TASK INSTRUCTIONS: From the entries below, copy every line holding the word "this".

PROVIDED ENTRIES:
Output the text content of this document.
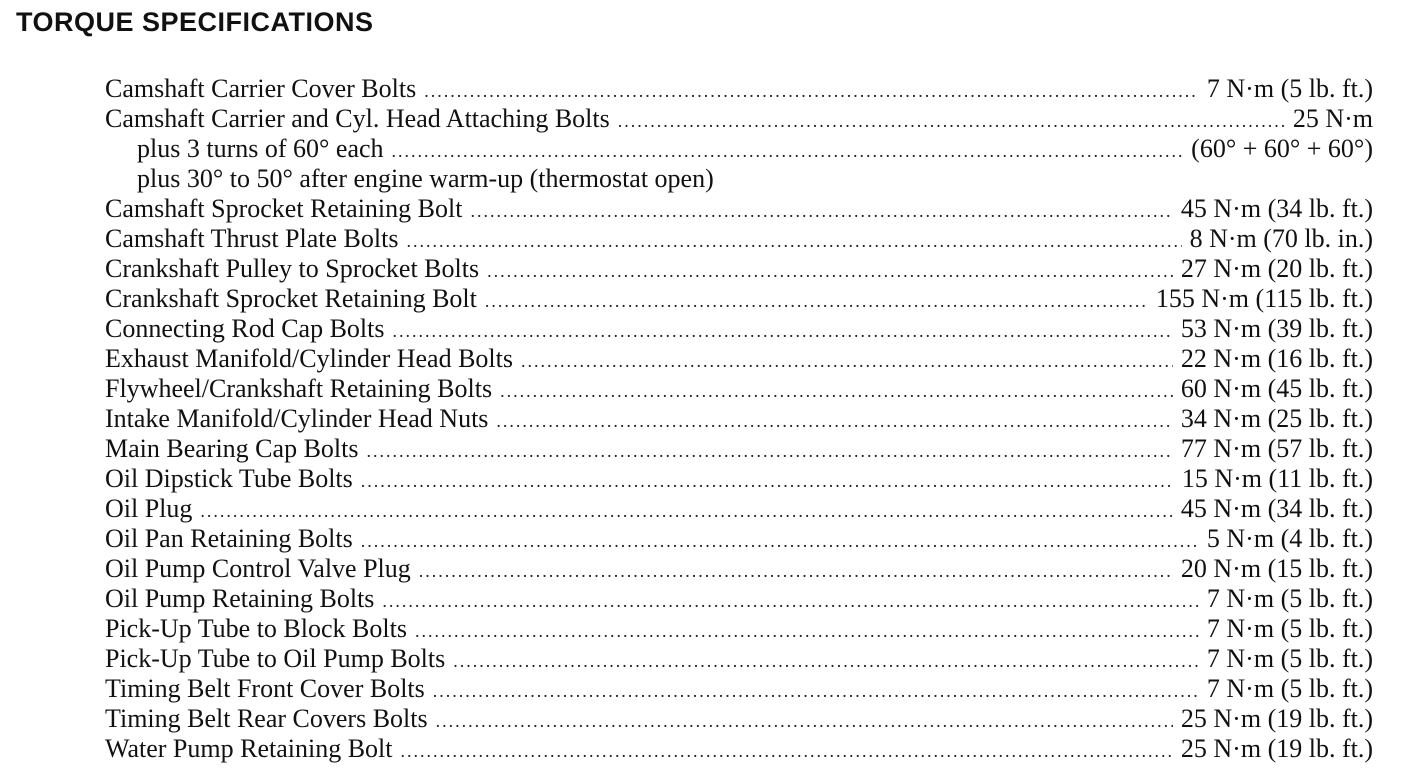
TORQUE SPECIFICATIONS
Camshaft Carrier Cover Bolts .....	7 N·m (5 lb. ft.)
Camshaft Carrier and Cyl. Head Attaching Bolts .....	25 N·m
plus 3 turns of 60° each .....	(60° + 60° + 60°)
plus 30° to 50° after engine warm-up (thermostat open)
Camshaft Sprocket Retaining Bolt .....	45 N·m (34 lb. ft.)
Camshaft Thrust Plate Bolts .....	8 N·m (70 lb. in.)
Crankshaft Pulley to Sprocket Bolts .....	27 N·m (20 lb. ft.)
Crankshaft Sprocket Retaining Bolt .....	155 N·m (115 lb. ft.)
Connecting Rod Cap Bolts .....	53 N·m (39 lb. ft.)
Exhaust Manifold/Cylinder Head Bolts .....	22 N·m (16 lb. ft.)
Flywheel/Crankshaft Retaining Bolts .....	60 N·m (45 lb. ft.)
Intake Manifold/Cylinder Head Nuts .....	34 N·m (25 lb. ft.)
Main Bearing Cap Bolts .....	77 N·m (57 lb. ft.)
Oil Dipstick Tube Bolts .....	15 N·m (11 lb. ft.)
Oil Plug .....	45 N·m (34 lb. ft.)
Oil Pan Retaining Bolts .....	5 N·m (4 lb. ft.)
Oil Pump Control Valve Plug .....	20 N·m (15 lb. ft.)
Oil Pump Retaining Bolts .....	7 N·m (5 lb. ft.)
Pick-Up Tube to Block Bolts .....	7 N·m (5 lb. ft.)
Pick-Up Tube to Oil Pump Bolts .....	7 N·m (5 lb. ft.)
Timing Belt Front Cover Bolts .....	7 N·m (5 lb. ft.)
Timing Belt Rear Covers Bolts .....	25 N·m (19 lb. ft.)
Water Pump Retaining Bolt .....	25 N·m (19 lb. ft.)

--

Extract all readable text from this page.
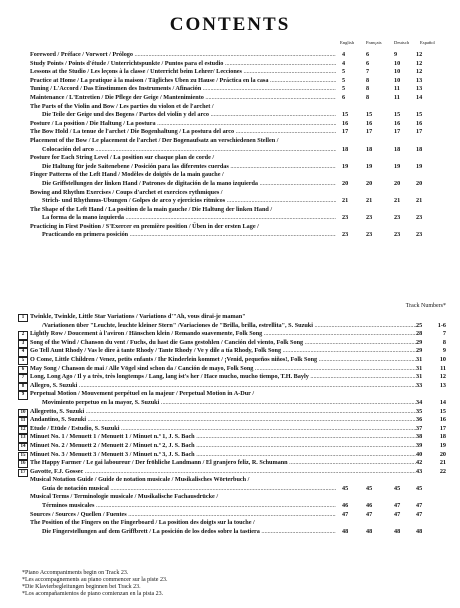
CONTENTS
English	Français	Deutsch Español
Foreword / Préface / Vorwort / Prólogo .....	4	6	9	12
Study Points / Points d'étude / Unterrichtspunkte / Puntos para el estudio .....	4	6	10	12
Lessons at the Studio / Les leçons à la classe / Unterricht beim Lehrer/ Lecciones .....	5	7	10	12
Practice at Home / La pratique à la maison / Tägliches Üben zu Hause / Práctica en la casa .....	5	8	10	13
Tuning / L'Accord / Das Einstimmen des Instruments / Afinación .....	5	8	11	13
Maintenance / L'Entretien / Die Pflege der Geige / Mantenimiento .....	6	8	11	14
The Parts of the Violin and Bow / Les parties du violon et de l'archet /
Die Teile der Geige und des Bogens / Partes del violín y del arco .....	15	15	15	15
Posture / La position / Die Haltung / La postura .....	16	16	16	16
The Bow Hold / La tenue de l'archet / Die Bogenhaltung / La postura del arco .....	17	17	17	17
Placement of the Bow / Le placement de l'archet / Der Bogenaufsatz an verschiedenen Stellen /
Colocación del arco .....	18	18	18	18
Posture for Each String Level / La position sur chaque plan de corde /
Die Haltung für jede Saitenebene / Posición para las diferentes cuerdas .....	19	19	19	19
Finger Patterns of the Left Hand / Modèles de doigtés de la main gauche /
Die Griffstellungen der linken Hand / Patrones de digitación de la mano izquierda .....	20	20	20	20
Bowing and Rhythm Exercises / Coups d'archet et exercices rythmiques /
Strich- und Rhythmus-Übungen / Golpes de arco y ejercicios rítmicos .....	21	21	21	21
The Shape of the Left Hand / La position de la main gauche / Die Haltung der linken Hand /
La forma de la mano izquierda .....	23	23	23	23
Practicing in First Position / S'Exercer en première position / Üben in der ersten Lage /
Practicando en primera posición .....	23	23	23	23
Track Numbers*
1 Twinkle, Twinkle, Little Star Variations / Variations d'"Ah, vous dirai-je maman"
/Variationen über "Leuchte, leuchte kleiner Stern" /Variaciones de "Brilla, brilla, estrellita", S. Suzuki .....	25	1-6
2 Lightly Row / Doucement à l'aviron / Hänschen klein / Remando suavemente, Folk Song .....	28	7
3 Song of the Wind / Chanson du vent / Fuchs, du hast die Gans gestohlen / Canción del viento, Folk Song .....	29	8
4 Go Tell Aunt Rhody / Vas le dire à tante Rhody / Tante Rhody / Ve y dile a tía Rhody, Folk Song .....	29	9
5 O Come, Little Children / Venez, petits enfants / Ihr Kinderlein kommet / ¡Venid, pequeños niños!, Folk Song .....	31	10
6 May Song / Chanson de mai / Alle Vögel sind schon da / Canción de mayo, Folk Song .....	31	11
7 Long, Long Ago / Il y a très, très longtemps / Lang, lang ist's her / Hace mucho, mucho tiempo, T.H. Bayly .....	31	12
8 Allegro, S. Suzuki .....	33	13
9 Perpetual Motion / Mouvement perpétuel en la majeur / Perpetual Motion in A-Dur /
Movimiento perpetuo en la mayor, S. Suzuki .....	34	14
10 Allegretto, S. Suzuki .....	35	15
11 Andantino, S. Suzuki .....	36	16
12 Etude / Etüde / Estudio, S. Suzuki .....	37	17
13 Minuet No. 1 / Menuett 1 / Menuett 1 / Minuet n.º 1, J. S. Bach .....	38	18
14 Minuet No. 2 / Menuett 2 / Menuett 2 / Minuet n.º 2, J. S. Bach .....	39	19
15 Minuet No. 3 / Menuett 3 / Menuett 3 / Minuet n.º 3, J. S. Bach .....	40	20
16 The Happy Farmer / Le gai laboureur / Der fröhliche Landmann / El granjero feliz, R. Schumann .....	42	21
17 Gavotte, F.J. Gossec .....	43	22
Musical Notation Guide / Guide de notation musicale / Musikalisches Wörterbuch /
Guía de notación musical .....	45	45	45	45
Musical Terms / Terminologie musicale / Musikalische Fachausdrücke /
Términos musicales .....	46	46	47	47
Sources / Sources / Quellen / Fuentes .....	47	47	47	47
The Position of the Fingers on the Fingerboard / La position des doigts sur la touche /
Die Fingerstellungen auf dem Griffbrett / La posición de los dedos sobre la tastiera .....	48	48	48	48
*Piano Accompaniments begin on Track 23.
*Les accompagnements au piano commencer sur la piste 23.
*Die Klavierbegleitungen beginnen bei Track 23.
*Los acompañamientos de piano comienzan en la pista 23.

WRITTEN RESPONSE:
Output the text content of this document.
Extract all readable text from this page.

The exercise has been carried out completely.